>> start Text segment
Friday, January 30, 2009

A sweeter option

Worried about the reports of mercury in high-fructose corn syrup, which seems to be in many processed foods? First, cut down on your consumption of processed foods. If there is an ingredient listed that you can't pronounce or your grandmother didn't use in her baking, skip it. If you are still craving a sweet, carbonated drink, look for CocaCola made in Mexico (some Mexican groceries carry it), or if you like fruity flavors, try Jarritos or Hansen's brand soft drinks. Or buy seltzer water and add your own flavored sugar syrups, or Torani Italian syrups, to your taste.

Thursday, January 29, 2009

The bacon explosion

I can't compete with the Bacon Explosion, featured in the New York Times today.  But suffice to say, with 5,000 calories and 500 grams of fat, just one of those logs could go a long way in food security for whole village.

Moral of the video below: Maybe you shouldn't be putting something that can catch fire like that into your body. Or if you insist, use a smoker, not a grill.

Wednesday, January 28, 2009

A billion hungry people

Soaring commodity prices pushed the number of people without enough food close to 1 billion last year, according to the UN Food and Agriculture Organization. Prices have been falling since July, partly because of a drop in fuel costs, but they are still a third higher than they were in 2005 and 61 percent higher than in 2000, the Food and Agriculture Organization says.

At a two-day food security conference in Madrid sponsored by the United Nations that ended yesterday, delegates from 95 countries met to discuss the food crisis that has stoked social unrest in many parts of the developing world and is threatening to push millions more people into hunger

Food security refers to the availability of food and one's access to it. A household is considered food secure when its occupants do not live in hunger.

Alex Wijeratna, a food rights campaigner for Action Aid, an anti-poverty agency based in London, told the International Herald Tribune that the most important message to emerge from the meeting was the need to include smallholder farmers in new agricultural strategies.

"If you're going to tackle hunger, you have to be talking to the people who are growing food all over the world," Wijeratna said.

The Global Call to Action Against Poverty, an alliance of civil society movements, contrasted the slow pace of initiatives to defeat poverty with governments' relatively nimble response to the banking crisis.
>> end Text segment
Required tasks:
1/ Retype the stretch of the food blog from "A billion hungry" through "Agriculture Organization says.".
2/ In the food blog, why did the Action Aid campaigner say smallholder farmers need to be included in new agricultural strategies?
>> start Dataset extract
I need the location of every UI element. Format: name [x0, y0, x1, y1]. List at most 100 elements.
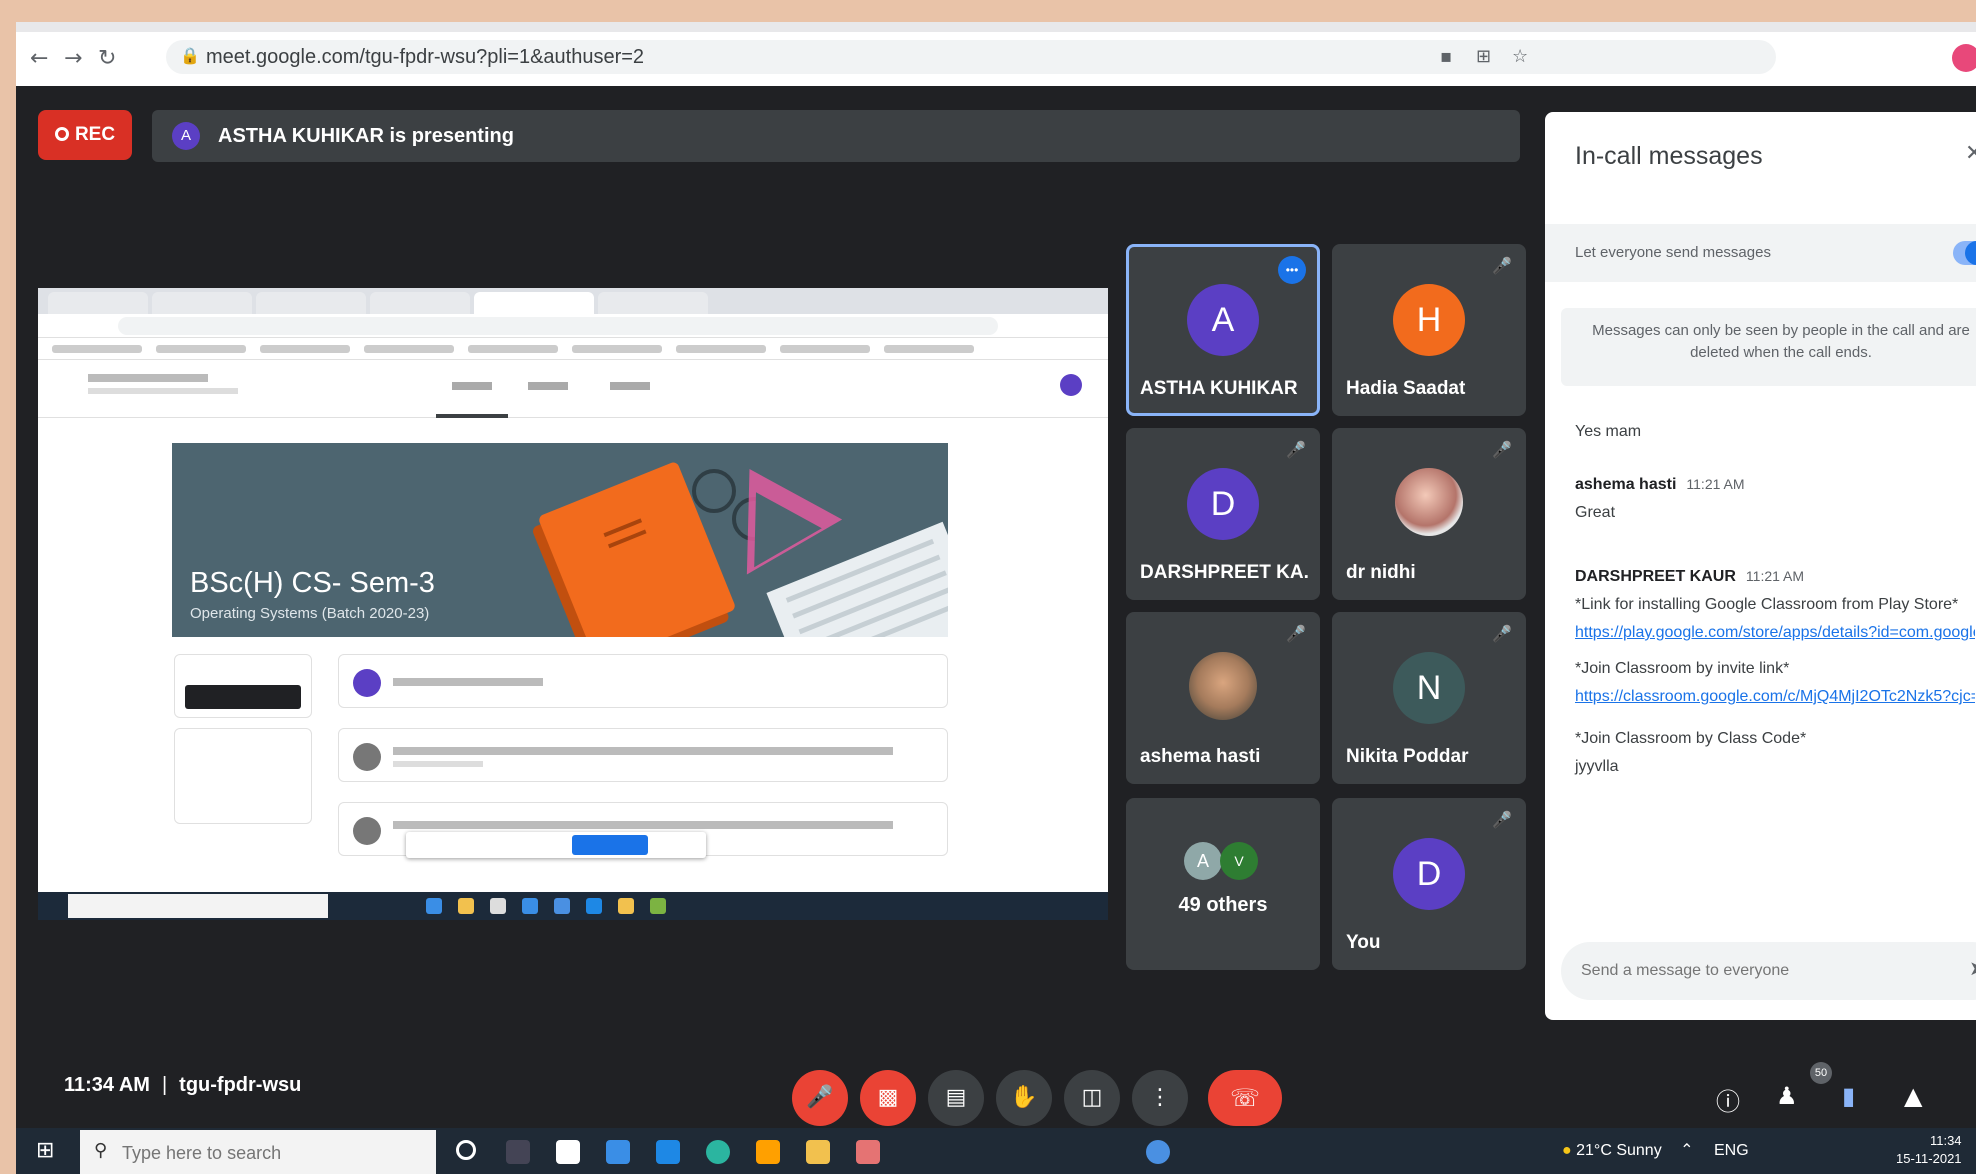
>> end Dataset extract
Completed exercise:
1/
A billion hungry people

Soaring commodity prices pushed the number of people without enough food close to 1 billion last year, according to the UN Food and Agriculture Organization. Prices have been falling since July, partly because of a drop in fuel costs, but they are still a third higher than they were in 2005 and 61 percent higher than in 2000, the Food and Agriculture Organization says.

2/ Wijeratna said that anyone who is going to tackle hunger has to be talking to the people who are growing food all over the world. He called including smallholder farmers the most important message to come out of the Madrid meeting.